_TASK BRIEF:_
Please render the material below as a Markdown table with the columns Row and Line. Number every line and leave out blank lines.

Stored data entries
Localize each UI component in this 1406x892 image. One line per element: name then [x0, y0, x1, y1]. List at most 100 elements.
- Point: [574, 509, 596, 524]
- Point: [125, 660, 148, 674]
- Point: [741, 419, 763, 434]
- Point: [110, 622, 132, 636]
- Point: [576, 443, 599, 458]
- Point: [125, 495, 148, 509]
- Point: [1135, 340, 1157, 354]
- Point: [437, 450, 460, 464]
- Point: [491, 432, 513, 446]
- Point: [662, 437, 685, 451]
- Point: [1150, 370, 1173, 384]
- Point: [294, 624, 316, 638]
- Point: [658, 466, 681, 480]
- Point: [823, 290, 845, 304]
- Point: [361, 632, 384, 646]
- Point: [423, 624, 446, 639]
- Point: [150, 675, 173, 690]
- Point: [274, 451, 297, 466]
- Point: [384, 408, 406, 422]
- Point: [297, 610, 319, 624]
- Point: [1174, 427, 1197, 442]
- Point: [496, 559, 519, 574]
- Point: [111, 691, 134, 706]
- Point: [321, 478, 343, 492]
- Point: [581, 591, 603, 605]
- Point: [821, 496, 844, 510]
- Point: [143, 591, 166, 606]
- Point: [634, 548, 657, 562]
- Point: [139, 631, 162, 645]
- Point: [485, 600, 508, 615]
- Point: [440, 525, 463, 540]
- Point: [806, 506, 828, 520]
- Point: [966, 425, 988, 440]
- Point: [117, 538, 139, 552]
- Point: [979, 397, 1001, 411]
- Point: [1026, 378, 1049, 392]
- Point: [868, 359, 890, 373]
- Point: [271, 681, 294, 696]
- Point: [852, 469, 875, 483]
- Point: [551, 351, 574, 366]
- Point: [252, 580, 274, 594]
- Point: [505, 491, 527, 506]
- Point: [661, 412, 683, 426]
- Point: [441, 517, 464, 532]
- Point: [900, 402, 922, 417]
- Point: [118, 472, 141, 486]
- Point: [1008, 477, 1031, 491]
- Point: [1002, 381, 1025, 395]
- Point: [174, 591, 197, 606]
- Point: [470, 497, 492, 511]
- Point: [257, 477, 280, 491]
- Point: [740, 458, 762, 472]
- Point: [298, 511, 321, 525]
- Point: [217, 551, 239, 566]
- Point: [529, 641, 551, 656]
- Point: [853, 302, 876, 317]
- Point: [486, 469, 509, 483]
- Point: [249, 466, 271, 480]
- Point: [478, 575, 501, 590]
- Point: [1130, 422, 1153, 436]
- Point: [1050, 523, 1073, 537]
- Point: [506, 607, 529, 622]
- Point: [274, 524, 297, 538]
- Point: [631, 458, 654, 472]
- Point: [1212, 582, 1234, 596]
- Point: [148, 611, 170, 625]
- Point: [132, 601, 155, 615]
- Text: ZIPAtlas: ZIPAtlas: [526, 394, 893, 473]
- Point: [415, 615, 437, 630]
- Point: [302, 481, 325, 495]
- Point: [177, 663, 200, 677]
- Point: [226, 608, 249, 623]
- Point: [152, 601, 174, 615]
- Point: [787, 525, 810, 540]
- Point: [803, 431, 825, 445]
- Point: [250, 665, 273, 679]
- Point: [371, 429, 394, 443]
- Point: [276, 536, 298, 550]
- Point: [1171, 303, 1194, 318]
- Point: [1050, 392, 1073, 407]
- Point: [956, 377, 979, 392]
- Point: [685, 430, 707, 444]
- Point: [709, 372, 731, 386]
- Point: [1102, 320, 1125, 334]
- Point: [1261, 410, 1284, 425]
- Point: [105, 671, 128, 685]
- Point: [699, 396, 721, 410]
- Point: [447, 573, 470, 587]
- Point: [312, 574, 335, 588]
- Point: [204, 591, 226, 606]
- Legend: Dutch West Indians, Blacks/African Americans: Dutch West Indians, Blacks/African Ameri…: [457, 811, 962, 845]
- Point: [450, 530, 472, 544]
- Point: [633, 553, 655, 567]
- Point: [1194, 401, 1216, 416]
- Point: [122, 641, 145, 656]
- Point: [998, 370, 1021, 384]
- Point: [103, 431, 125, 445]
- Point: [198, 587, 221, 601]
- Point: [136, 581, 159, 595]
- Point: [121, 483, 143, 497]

_ANSWER:_
| Row | Line |
|---|---|
| 1 | Localize each UI component in this 1406x892 image. One line per element: name then [x0, y0, x1, y1]. List at most 100 elements. |
| 2 | - Point: [574, 509, 596, 524] |
| 3 | - Point: [125, 660, 148, 674] |
| 4 | - Point: [741, 419, 763, 434] |
| 5 | - Point: [110, 622, 132, 636] |
| 6 | - Point: [576, 443, 599, 458] |
| 7 | - Point: [125, 495, 148, 509] |
| 8 | - Point: [1135, 340, 1157, 354] |
| 9 | - Point: [437, 450, 460, 464] |
| 10 | - Point: [491, 432, 513, 446] |
| 11 | - Point: [662, 437, 685, 451] |
| 12 | - Point: [1150, 370, 1173, 384] |
| 13 | - Point: [294, 624, 316, 638] |
| 14 | - Point: [658, 466, 681, 480] |
| 15 | - Point: [823, 290, 845, 304] |
| 16 | - Point: [361, 632, 384, 646] |
| 17 | - Point: [423, 624, 446, 639] |
| 18 | - Point: [150, 675, 173, 690] |
| 19 | - Point: [274, 451, 297, 466] |
| 20 | - Point: [384, 408, 406, 422] |
| 21 | - Point: [297, 610, 319, 624] |
| 22 | - Point: [1174, 427, 1197, 442] |
| 23 | - Point: [496, 559, 519, 574] |
| 24 | - Point: [111, 691, 134, 706] |
| 25 | - Point: [321, 478, 343, 492] |
| 26 | - Point: [581, 591, 603, 605] |
| 27 | - Point: [821, 496, 844, 510] |
| 28 | - Point: [143, 591, 166, 606] |
| 29 | - Point: [634, 548, 657, 562] |
| 30 | - Point: [139, 631, 162, 645] |
| 31 | - Point: [485, 600, 508, 615] |
| 32 | - Point: [440, 525, 463, 540] |
| 33 | - Point: [806, 506, 828, 520] |
| 34 | - Point: [966, 425, 988, 440] |
| 35 | - Point: [117, 538, 139, 552] |
| 36 | - Point: [979, 397, 1001, 411] |
| 37 | - Point: [1026, 378, 1049, 392] |
| 38 | - Point: [868, 359, 890, 373] |
| 39 | - Point: [271, 681, 294, 696] |
| 40 | - Point: [852, 469, 875, 483] |
| 41 | - Point: [551, 351, 574, 366] |
| 42 | - Point: [252, 580, 274, 594] |
| 43 | - Point: [505, 491, 527, 506] |
| 44 | - Point: [661, 412, 683, 426] |
| 45 | - Point: [441, 517, 464, 532] |
| 46 | - Point: [900, 402, 922, 417] |
| 47 | - Point: [118, 472, 141, 486] |
| 48 | - Point: [1008, 477, 1031, 491] |
| 49 | - Point: [1002, 381, 1025, 395] |
| 50 | - Point: [174, 591, 197, 606] |
| 51 | - Point: [470, 497, 492, 511] |
| 52 | - Point: [257, 477, 280, 491] |
| 53 | - Point: [740, 458, 762, 472] |
| 54 | - Point: [298, 511, 321, 525] |
| 55 | - Point: [217, 551, 239, 566] |
| 56 | - Point: [529, 641, 551, 656] |
| 57 | - Point: [853, 302, 876, 317] |
| 58 | - Point: [486, 469, 509, 483] |
| 59 | - Point: [249, 466, 271, 480] |
| 60 | - Point: [478, 575, 501, 590] |
| 61 | - Point: [1130, 422, 1153, 436] |
| 62 | - Point: [1050, 523, 1073, 537] |
| 63 | - Point: [506, 607, 529, 622] |
| 64 | - Point: [274, 524, 297, 538] |
| 65 | - Point: [631, 458, 654, 472] |
| 66 | - Point: [1212, 582, 1234, 596] |
| 67 | - Point: [148, 611, 170, 625] |
| 68 | - Point: [132, 601, 155, 615] |
| 69 | - Text: ZIPAtlas: ZIPAtlas: [526, 394, 893, 473] |
| 70 | - Point: [415, 615, 437, 630] |
| 71 | - Point: [302, 481, 325, 495] |
| 72 | - Point: [177, 663, 200, 677] |
| 73 | - Point: [226, 608, 249, 623] |
| 74 | - Point: [152, 601, 174, 615] |
| 75 | - Point: [787, 525, 810, 540] |
| 76 | - Point: [803, 431, 825, 445] |
| 77 | - Point: [250, 665, 273, 679] |
| 78 | - Point: [371, 429, 394, 443] |
| 79 | - Point: [276, 536, 298, 550] |
| 80 | - Point: [1171, 303, 1194, 318] |
| 81 | - Point: [1050, 392, 1073, 407] |
| 82 | - Point: [956, 377, 979, 392] |
| 83 | - Point: [685, 430, 707, 444] |
| 84 | - Point: [709, 372, 731, 386] |
| 85 | - Point: [1102, 320, 1125, 334] |
| 86 | - Point: [1261, 410, 1284, 425] |
| 87 | - Point: [105, 671, 128, 685] |
| 88 | - Point: [699, 396, 721, 410] |
| 89 | - Point: [447, 573, 470, 587] |
| 90 | - Point: [312, 574, 335, 588] |
| 91 | - Point: [204, 591, 226, 606] |
| 92 | - Legend: Dutch West Indians, Blacks/African Americans: Dutch West Indians, Blacks/African Ameri…: [457, 811, 962, 845] |
| 93 | - Point: [450, 530, 472, 544] |
| 94 | - Point: [633, 553, 655, 567] |
| 95 | - Point: [1194, 401, 1216, 416] |
| 96 | - Point: [122, 641, 145, 656] |
| 97 | - Point: [998, 370, 1021, 384] |
| 98 | - Point: [103, 431, 125, 445] |
| 99 | - Point: [198, 587, 221, 601] |
| 100 | - Point: [136, 581, 159, 595] |
| 101 | - Point: [121, 483, 143, 497] |